PROBLEM TO SOLVE:
Where the word "Leveling" occurs in a line, return that line.

RECORDS SHOWN:
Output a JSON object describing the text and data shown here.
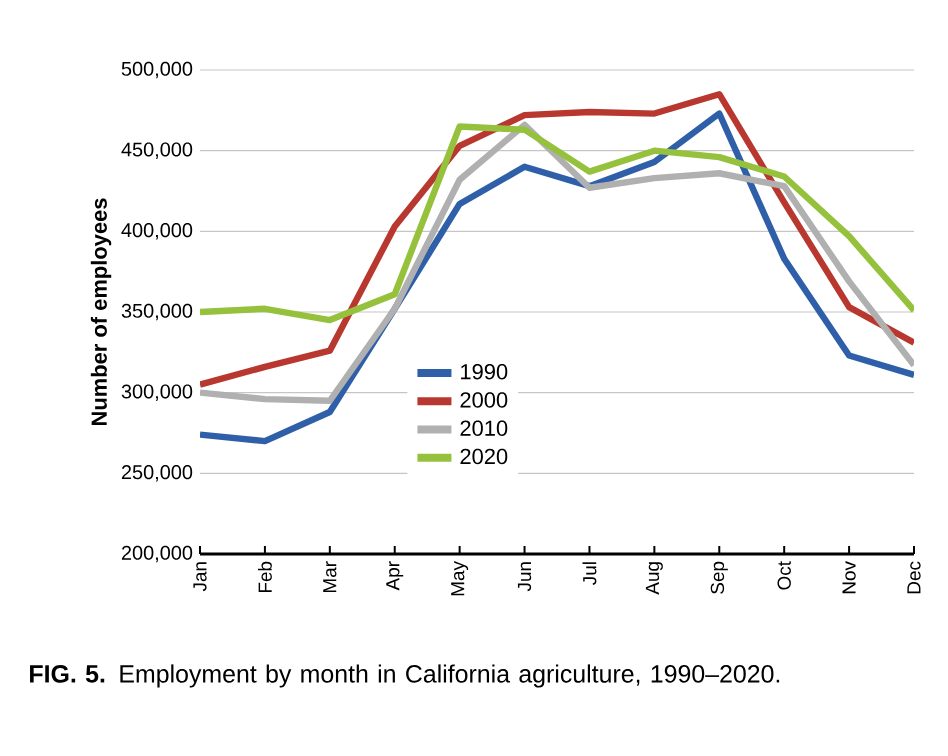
{
  "chart_data": {
    "type": "line",
    "ylabel": "Number of employees",
    "categories": [
      "Jan",
      "Feb",
      "Mar",
      "Apr",
      "May",
      "Jun",
      "Jul",
      "Aug",
      "Sep",
      "Oct",
      "Nov",
      "Dec"
    ],
    "series": [
      {
        "name": "1990",
        "color": "#2e5fa8",
        "values": [
          274000,
          270000,
          288000,
          352000,
          417000,
          440000,
          428000,
          443000,
          473000,
          383000,
          323000,
          311000
        ]
      },
      {
        "name": "2000",
        "color": "#b8382f",
        "values": [
          305000,
          316000,
          326000,
          403000,
          453000,
          472000,
          474000,
          473000,
          485000,
          418000,
          353000,
          331000
        ]
      },
      {
        "name": "2010",
        "color": "#b0b0b0",
        "values": [
          300000,
          296000,
          295000,
          352000,
          432000,
          466000,
          427000,
          433000,
          436000,
          428000,
          369000,
          317000
        ]
      },
      {
        "name": "2020",
        "color": "#95c13d",
        "values": [
          350000,
          352000,
          345000,
          361000,
          465000,
          463000,
          437000,
          450000,
          446000,
          434000,
          397000,
          351000
        ]
      }
    ],
    "ylim": [
      200000,
      500000
    ],
    "yticks": [
      {
        "value": 200000,
        "label": "200,000"
      },
      {
        "value": 250000,
        "label": "250,000"
      },
      {
        "value": 300000,
        "label": "300,000"
      },
      {
        "value": 350000,
        "label": "350,000"
      },
      {
        "value": 400000,
        "label": "400,000"
      },
      {
        "value": 450000,
        "label": "450,000"
      },
      {
        "value": 500000,
        "label": "500,000"
      }
    ],
    "grid": "y",
    "legend": "bottom",
    "line_style": "solid",
    "annotations": [
      "**FIG. 5.** Employment by month in California agriculture, 1990–2020."
    ]
  }
}
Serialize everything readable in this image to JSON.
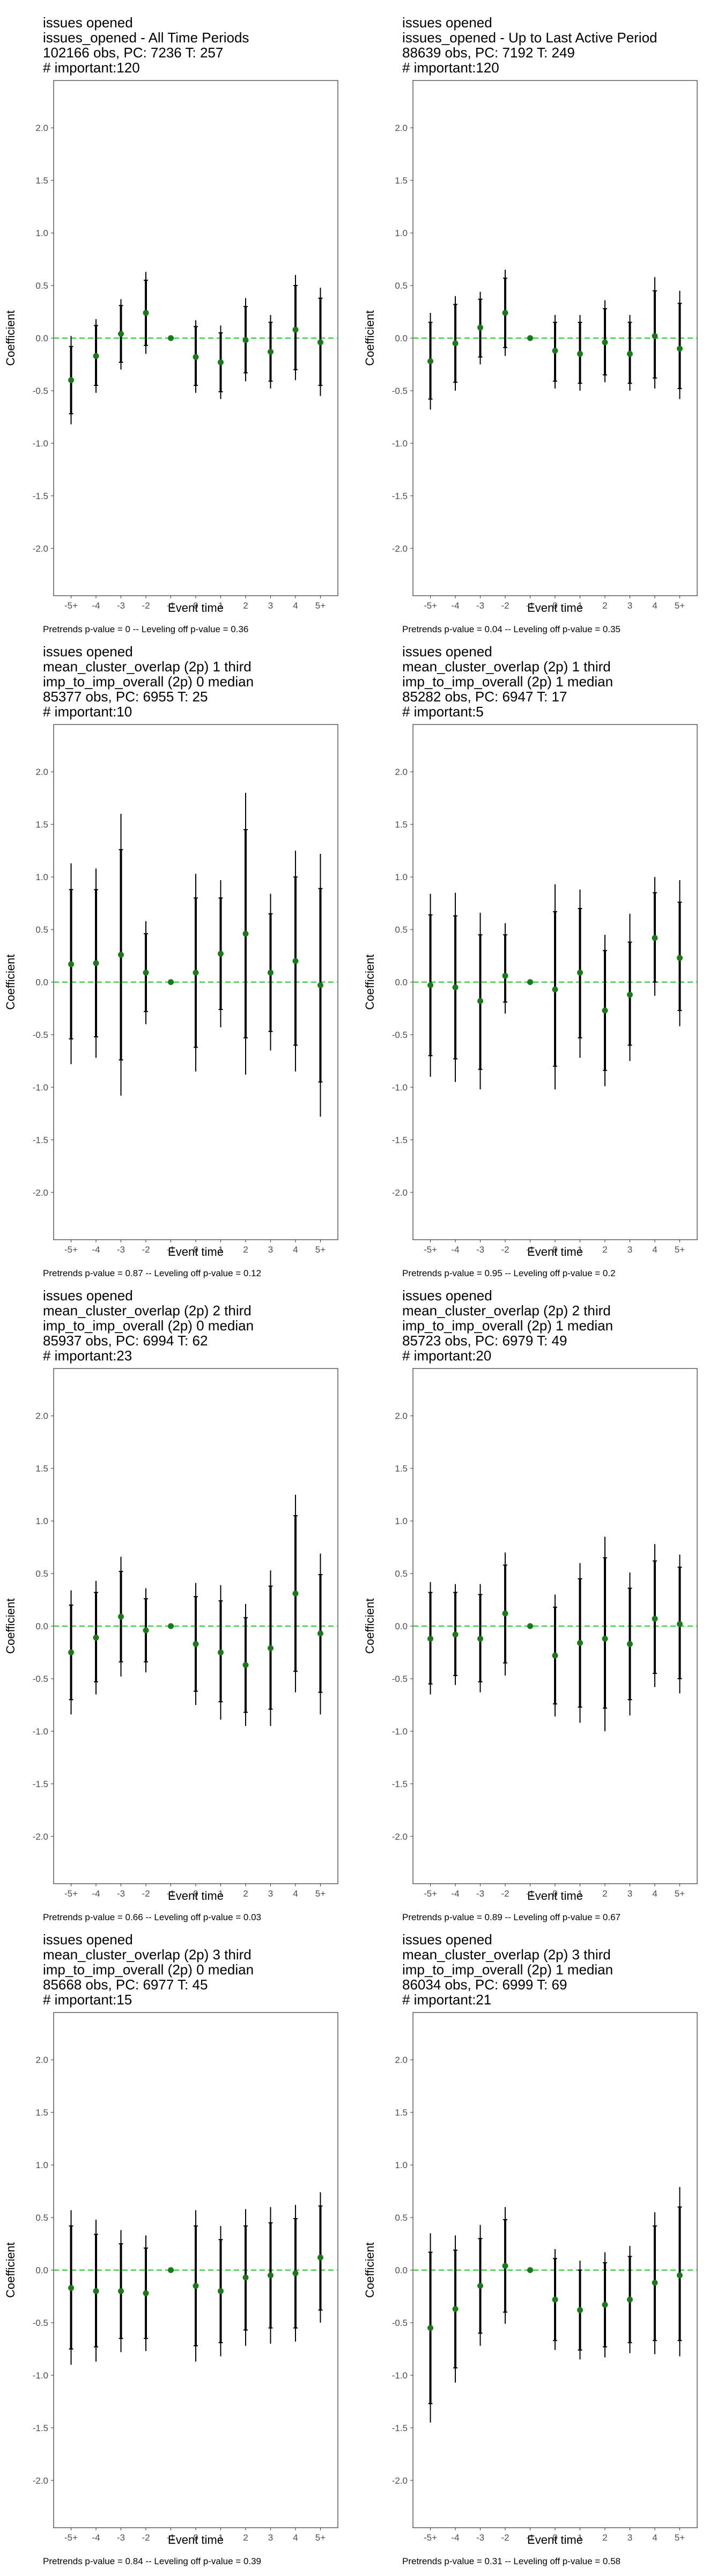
{
  "colors": {
    "zero_line": "#33cc33",
    "point": "#1a7a1a",
    "ci": "#000000",
    "tick_text": "#4d4d4d",
    "frame": "#333333"
  },
  "shared": {
    "ylabel": "Coefficient",
    "xlabel": "Event time",
    "x_ticks": [
      "-5+",
      "-4",
      "-3",
      "-2",
      "-1",
      "0",
      "1",
      "2",
      "3",
      "4",
      "5+"
    ],
    "y_ticks": [
      -2.0,
      -1.5,
      -1.0,
      -0.5,
      0.0,
      0.5,
      1.0,
      1.5,
      2.0
    ],
    "y_tick_labels": [
      "-2.0",
      "-1.5",
      "-1.0",
      "-0.5",
      "0.0",
      "0.5",
      "1.0",
      "1.5",
      "2.0"
    ],
    "ylim": [
      -2.45,
      2.45
    ]
  },
  "panels": [
    {
      "title": [
        "issues opened",
        "issues_opened - All Time Periods",
        "102166 obs, PC: 7236 T: 257",
        "# important:120"
      ],
      "footer": "Pretrends p-value = 0 -- Leveling off p-value = 0.36"
    },
    {
      "title": [
        "issues opened",
        "issues_opened - Up to Last Active Period",
        "88639 obs, PC: 7192 T: 249",
        "# important:120"
      ],
      "footer": "Pretrends p-value = 0.04 -- Leveling off p-value = 0.35"
    },
    {
      "title": [
        "issues opened",
        "mean_cluster_overlap (2p) 1 third",
        "imp_to_imp_overall (2p) 0 median",
        "85377 obs, PC: 6955 T: 25",
        "# important:10"
      ],
      "footer": "Pretrends p-value = 0.87 -- Leveling off p-value = 0.12"
    },
    {
      "title": [
        "issues opened",
        "mean_cluster_overlap (2p) 1 third",
        "imp_to_imp_overall (2p) 1 median",
        "85282 obs, PC: 6947 T: 17",
        "# important:5"
      ],
      "footer": "Pretrends p-value = 0.95 -- Leveling off p-value = 0.2"
    },
    {
      "title": [
        "issues opened",
        "mean_cluster_overlap (2p) 2 third",
        "imp_to_imp_overall (2p) 0 median",
        "85937 obs, PC: 6994 T: 62",
        "# important:23"
      ],
      "footer": "Pretrends p-value = 0.66 -- Leveling off p-value = 0.03"
    },
    {
      "title": [
        "issues opened",
        "mean_cluster_overlap (2p) 2 third",
        "imp_to_imp_overall (2p) 1 median",
        "85723 obs, PC: 6979 T: 49",
        "# important:20"
      ],
      "footer": "Pretrends p-value = 0.89 -- Leveling off p-value = 0.67"
    },
    {
      "title": [
        "issues opened",
        "mean_cluster_overlap (2p) 3 third",
        "imp_to_imp_overall (2p) 0 median",
        "85668 obs, PC: 6977 T: 45",
        "# important:15"
      ],
      "footer": "Pretrends p-value = 0.84 -- Leveling off p-value = 0.39"
    },
    {
      "title": [
        "issues opened",
        "mean_cluster_overlap (2p) 3 third",
        "imp_to_imp_overall (2p) 1 median",
        "86034 obs, PC: 6999 T: 69",
        "# important:21"
      ],
      "footer": "Pretrends p-value = 0.31 -- Leveling off p-value = 0.58"
    }
  ],
  "chart_data": [
    {
      "type": "scatter",
      "points": [
        {
          "x": "-5+",
          "y": -0.4,
          "lo95": -0.82,
          "hi95": 0.02,
          "lo90": -0.72,
          "hi90": -0.08
        },
        {
          "x": "-4",
          "y": -0.17,
          "lo95": -0.52,
          "hi95": 0.18,
          "lo90": -0.45,
          "hi90": 0.12
        },
        {
          "x": "-3",
          "y": 0.04,
          "lo95": -0.3,
          "hi95": 0.37,
          "lo90": -0.23,
          "hi90": 0.31
        },
        {
          "x": "-2",
          "y": 0.24,
          "lo95": -0.15,
          "hi95": 0.63,
          "lo90": -0.07,
          "hi90": 0.55
        },
        {
          "x": "-1",
          "y": 0.0
        },
        {
          "x": "0",
          "y": -0.18,
          "lo95": -0.52,
          "hi95": 0.17,
          "lo90": -0.45,
          "hi90": 0.11
        },
        {
          "x": "1",
          "y": -0.23,
          "lo95": -0.58,
          "hi95": 0.12,
          "lo90": -0.51,
          "hi90": 0.05
        },
        {
          "x": "2",
          "y": -0.02,
          "lo95": -0.41,
          "hi95": 0.38,
          "lo90": -0.33,
          "hi90": 0.3
        },
        {
          "x": "3",
          "y": -0.13,
          "lo95": -0.48,
          "hi95": 0.22,
          "lo90": -0.41,
          "hi90": 0.15
        },
        {
          "x": "4",
          "y": 0.08,
          "lo95": -0.4,
          "hi95": 0.6,
          "lo90": -0.3,
          "hi90": 0.5
        },
        {
          "x": "5+",
          "y": -0.04,
          "lo95": -0.55,
          "hi95": 0.48,
          "lo90": -0.45,
          "hi90": 0.38
        }
      ]
    },
    {
      "type": "scatter",
      "points": [
        {
          "x": "-5+",
          "y": -0.22,
          "lo95": -0.68,
          "hi95": 0.24,
          "lo90": -0.58,
          "hi90": 0.15
        },
        {
          "x": "-4",
          "y": -0.05,
          "lo95": -0.5,
          "hi95": 0.4,
          "lo90": -0.42,
          "hi90": 0.32
        },
        {
          "x": "-3",
          "y": 0.1,
          "lo95": -0.25,
          "hi95": 0.44,
          "lo90": -0.18,
          "hi90": 0.37
        },
        {
          "x": "-2",
          "y": 0.24,
          "lo95": -0.17,
          "hi95": 0.65,
          "lo90": -0.09,
          "hi90": 0.57
        },
        {
          "x": "-1",
          "y": 0.0
        },
        {
          "x": "0",
          "y": -0.12,
          "lo95": -0.48,
          "hi95": 0.22,
          "lo90": -0.41,
          "hi90": 0.15
        },
        {
          "x": "1",
          "y": -0.15,
          "lo95": -0.5,
          "hi95": 0.22,
          "lo90": -0.43,
          "hi90": 0.15
        },
        {
          "x": "2",
          "y": -0.04,
          "lo95": -0.42,
          "hi95": 0.36,
          "lo90": -0.35,
          "hi90": 0.28
        },
        {
          "x": "3",
          "y": -0.15,
          "lo95": -0.5,
          "hi95": 0.22,
          "lo90": -0.43,
          "hi90": 0.15
        },
        {
          "x": "4",
          "y": 0.02,
          "lo95": -0.48,
          "hi95": 0.58,
          "lo90": -0.38,
          "hi90": 0.45
        },
        {
          "x": "5+",
          "y": -0.1,
          "lo95": -0.58,
          "hi95": 0.45,
          "lo90": -0.48,
          "hi90": 0.33
        }
      ]
    },
    {
      "type": "scatter",
      "points": [
        {
          "x": "-5+",
          "y": 0.17,
          "lo95": -0.78,
          "hi95": 1.13,
          "lo90": -0.54,
          "hi90": 0.88
        },
        {
          "x": "-4",
          "y": 0.18,
          "lo95": -0.72,
          "hi95": 1.08,
          "lo90": -0.52,
          "hi90": 0.88
        },
        {
          "x": "-3",
          "y": 0.26,
          "lo95": -1.08,
          "hi95": 1.6,
          "lo90": -0.74,
          "hi90": 1.26
        },
        {
          "x": "-2",
          "y": 0.09,
          "lo95": -0.4,
          "hi95": 0.58,
          "lo90": -0.28,
          "hi90": 0.46
        },
        {
          "x": "-1",
          "y": 0.0
        },
        {
          "x": "0",
          "y": 0.09,
          "lo95": -0.85,
          "hi95": 1.03,
          "lo90": -0.62,
          "hi90": 0.8
        },
        {
          "x": "1",
          "y": 0.27,
          "lo95": -0.43,
          "hi95": 0.97,
          "lo90": -0.26,
          "hi90": 0.8
        },
        {
          "x": "2",
          "y": 0.46,
          "lo95": -0.88,
          "hi95": 1.8,
          "lo90": -0.53,
          "hi90": 1.45
        },
        {
          "x": "3",
          "y": 0.09,
          "lo95": -0.65,
          "hi95": 0.84,
          "lo90": -0.47,
          "hi90": 0.65
        },
        {
          "x": "4",
          "y": 0.2,
          "lo95": -0.85,
          "hi95": 1.25,
          "lo90": -0.6,
          "hi90": 1.0
        },
        {
          "x": "5+",
          "y": -0.03,
          "lo95": -1.28,
          "hi95": 1.22,
          "lo90": -0.95,
          "hi90": 0.89
        }
      ]
    },
    {
      "type": "scatter",
      "points": [
        {
          "x": "-5+",
          "y": -0.03,
          "lo95": -0.9,
          "hi95": 0.84,
          "lo90": -0.7,
          "hi90": 0.64
        },
        {
          "x": "-4",
          "y": -0.05,
          "lo95": -0.95,
          "hi95": 0.85,
          "lo90": -0.73,
          "hi90": 0.63
        },
        {
          "x": "-3",
          "y": -0.18,
          "lo95": -1.02,
          "hi95": 0.66,
          "lo90": -0.83,
          "hi90": 0.45
        },
        {
          "x": "-2",
          "y": 0.06,
          "lo95": -0.3,
          "hi95": 0.56,
          "lo90": -0.19,
          "hi90": 0.45
        },
        {
          "x": "-1",
          "y": 0.0
        },
        {
          "x": "0",
          "y": -0.07,
          "lo95": -1.02,
          "hi95": 0.93,
          "lo90": -0.8,
          "hi90": 0.67
        },
        {
          "x": "1",
          "y": 0.09,
          "lo95": -0.72,
          "hi95": 0.88,
          "lo90": -0.53,
          "hi90": 0.7
        },
        {
          "x": "2",
          "y": -0.27,
          "lo95": -0.99,
          "hi95": 0.45,
          "lo90": -0.84,
          "hi90": 0.3
        },
        {
          "x": "3",
          "y": -0.12,
          "lo95": -0.75,
          "hi95": 0.65,
          "lo90": -0.6,
          "hi90": 0.38
        },
        {
          "x": "4",
          "y": 0.42,
          "lo95": -0.13,
          "hi95": 1.0,
          "lo90": 0.0,
          "hi90": 0.85
        },
        {
          "x": "5+",
          "y": 0.23,
          "lo95": -0.42,
          "hi95": 0.97,
          "lo90": -0.27,
          "hi90": 0.76
        }
      ]
    },
    {
      "type": "scatter",
      "points": [
        {
          "x": "-5+",
          "y": -0.25,
          "lo95": -0.84,
          "hi95": 0.34,
          "lo90": -0.7,
          "hi90": 0.2
        },
        {
          "x": "-4",
          "y": -0.11,
          "lo95": -0.65,
          "hi95": 0.43,
          "lo90": -0.53,
          "hi90": 0.32
        },
        {
          "x": "-3",
          "y": 0.09,
          "lo95": -0.48,
          "hi95": 0.66,
          "lo90": -0.34,
          "hi90": 0.52
        },
        {
          "x": "-2",
          "y": -0.04,
          "lo95": -0.44,
          "hi95": 0.36,
          "lo90": -0.34,
          "hi90": 0.26
        },
        {
          "x": "-1",
          "y": 0.0
        },
        {
          "x": "0",
          "y": -0.17,
          "lo95": -0.75,
          "hi95": 0.41,
          "lo90": -0.62,
          "hi90": 0.28
        },
        {
          "x": "1",
          "y": -0.25,
          "lo95": -0.89,
          "hi95": 0.39,
          "lo90": -0.72,
          "hi90": 0.24
        },
        {
          "x": "2",
          "y": -0.37,
          "lo95": -0.95,
          "hi95": 0.21,
          "lo90": -0.82,
          "hi90": 0.08
        },
        {
          "x": "3",
          "y": -0.21,
          "lo95": -0.95,
          "hi95": 0.53,
          "lo90": -0.79,
          "hi90": 0.38
        },
        {
          "x": "4",
          "y": 0.31,
          "lo95": -0.63,
          "hi95": 1.25,
          "lo90": -0.43,
          "hi90": 1.05
        },
        {
          "x": "5+",
          "y": -0.07,
          "lo95": -0.84,
          "hi95": 0.69,
          "lo90": -0.63,
          "hi90": 0.49
        }
      ]
    },
    {
      "type": "scatter",
      "points": [
        {
          "x": "-5+",
          "y": -0.12,
          "lo95": -0.65,
          "hi95": 0.42,
          "lo90": -0.55,
          "hi90": 0.32
        },
        {
          "x": "-4",
          "y": -0.08,
          "lo95": -0.56,
          "hi95": 0.4,
          "lo90": -0.47,
          "hi90": 0.32
        },
        {
          "x": "-3",
          "y": -0.12,
          "lo95": -0.63,
          "hi95": 0.4,
          "lo90": -0.53,
          "hi90": 0.3
        },
        {
          "x": "-2",
          "y": 0.12,
          "lo95": -0.47,
          "hi95": 0.7,
          "lo90": -0.35,
          "hi90": 0.58
        },
        {
          "x": "-1",
          "y": 0.0
        },
        {
          "x": "0",
          "y": -0.28,
          "lo95": -0.86,
          "hi95": 0.3,
          "lo90": -0.74,
          "hi90": 0.18
        },
        {
          "x": "1",
          "y": -0.16,
          "lo95": -0.92,
          "hi95": 0.6,
          "lo90": -0.77,
          "hi90": 0.45
        },
        {
          "x": "2",
          "y": -0.12,
          "lo95": -1.0,
          "hi95": 0.85,
          "lo90": -0.78,
          "hi90": 0.65
        },
        {
          "x": "3",
          "y": -0.17,
          "lo95": -0.85,
          "hi95": 0.51,
          "lo90": -0.7,
          "hi90": 0.36
        },
        {
          "x": "4",
          "y": 0.07,
          "lo95": -0.58,
          "hi95": 0.78,
          "lo90": -0.45,
          "hi90": 0.62
        },
        {
          "x": "5+",
          "y": 0.02,
          "lo95": -0.64,
          "hi95": 0.68,
          "lo90": -0.5,
          "hi90": 0.56
        }
      ]
    },
    {
      "type": "scatter",
      "points": [
        {
          "x": "-5+",
          "y": -0.17,
          "lo95": -0.9,
          "hi95": 0.57,
          "lo90": -0.75,
          "hi90": 0.42
        },
        {
          "x": "-4",
          "y": -0.2,
          "lo95": -0.87,
          "hi95": 0.48,
          "lo90": -0.73,
          "hi90": 0.34
        },
        {
          "x": "-3",
          "y": -0.2,
          "lo95": -0.78,
          "hi95": 0.38,
          "lo90": -0.65,
          "hi90": 0.25
        },
        {
          "x": "-2",
          "y": -0.22,
          "lo95": -0.77,
          "hi95": 0.33,
          "lo90": -0.65,
          "hi90": 0.21
        },
        {
          "x": "-1",
          "y": 0.0
        },
        {
          "x": "0",
          "y": -0.15,
          "lo95": -0.87,
          "hi95": 0.57,
          "lo90": -0.72,
          "hi90": 0.42
        },
        {
          "x": "1",
          "y": -0.2,
          "lo95": -0.82,
          "hi95": 0.42,
          "lo90": -0.69,
          "hi90": 0.29
        },
        {
          "x": "2",
          "y": -0.07,
          "lo95": -0.72,
          "hi95": 0.58,
          "lo90": -0.57,
          "hi90": 0.42
        },
        {
          "x": "3",
          "y": -0.05,
          "lo95": -0.7,
          "hi95": 0.6,
          "lo90": -0.55,
          "hi90": 0.45
        },
        {
          "x": "4",
          "y": -0.03,
          "lo95": -0.68,
          "hi95": 0.62,
          "lo90": -0.55,
          "hi90": 0.49
        },
        {
          "x": "5+",
          "y": 0.12,
          "lo95": -0.5,
          "hi95": 0.74,
          "lo90": -0.38,
          "hi90": 0.61
        }
      ]
    },
    {
      "type": "scatter",
      "points": [
        {
          "x": "-5+",
          "y": -0.55,
          "lo95": -1.45,
          "hi95": 0.35,
          "lo90": -1.27,
          "hi90": 0.17
        },
        {
          "x": "-4",
          "y": -0.37,
          "lo95": -1.07,
          "hi95": 0.33,
          "lo90": -0.93,
          "hi90": 0.19
        },
        {
          "x": "-3",
          "y": -0.15,
          "lo95": -0.72,
          "hi95": 0.43,
          "lo90": -0.6,
          "hi90": 0.3
        },
        {
          "x": "-2",
          "y": 0.04,
          "lo95": -0.51,
          "hi95": 0.6,
          "lo90": -0.4,
          "hi90": 0.48
        },
        {
          "x": "-1",
          "y": 0.0
        },
        {
          "x": "0",
          "y": -0.28,
          "lo95": -0.76,
          "hi95": 0.2,
          "lo90": -0.67,
          "hi90": 0.11
        },
        {
          "x": "1",
          "y": -0.38,
          "lo95": -0.85,
          "hi95": 0.09,
          "lo90": -0.76,
          "hi90": 0.0
        },
        {
          "x": "2",
          "y": -0.33,
          "lo95": -0.83,
          "hi95": 0.17,
          "lo90": -0.73,
          "hi90": 0.07
        },
        {
          "x": "3",
          "y": -0.28,
          "lo95": -0.79,
          "hi95": 0.23,
          "lo90": -0.69,
          "hi90": 0.13
        },
        {
          "x": "4",
          "y": -0.12,
          "lo95": -0.8,
          "hi95": 0.55,
          "lo90": -0.67,
          "hi90": 0.42
        },
        {
          "x": "5+",
          "y": -0.05,
          "lo95": -0.82,
          "hi95": 0.79,
          "lo90": -0.67,
          "hi90": 0.6
        }
      ]
    }
  ]
}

OUTPUT:
      "footer": "Pretrends p-value = 0 -- Leveling off p-value = 0.36"
      "footer": "Pretrends p-value = 0.04 -- Leveling off p-value = 0.35"
      "footer": "Pretrends p-value = 0.87 -- Leveling off p-value = 0.12"
      "footer": "Pretrends p-value = 0.95 -- Leveling off p-value = 0.2"
      "footer": "Pretrends p-value = 0.66 -- Leveling off p-value = 0.03"
      "footer": "Pretrends p-value = 0.89 -- Leveling off p-value = 0.67"
      "footer": "Pretrends p-value = 0.84 -- Leveling off p-value = 0.39"
      "footer": "Pretrends p-value = 0.31 -- Leveling off p-value = 0.58"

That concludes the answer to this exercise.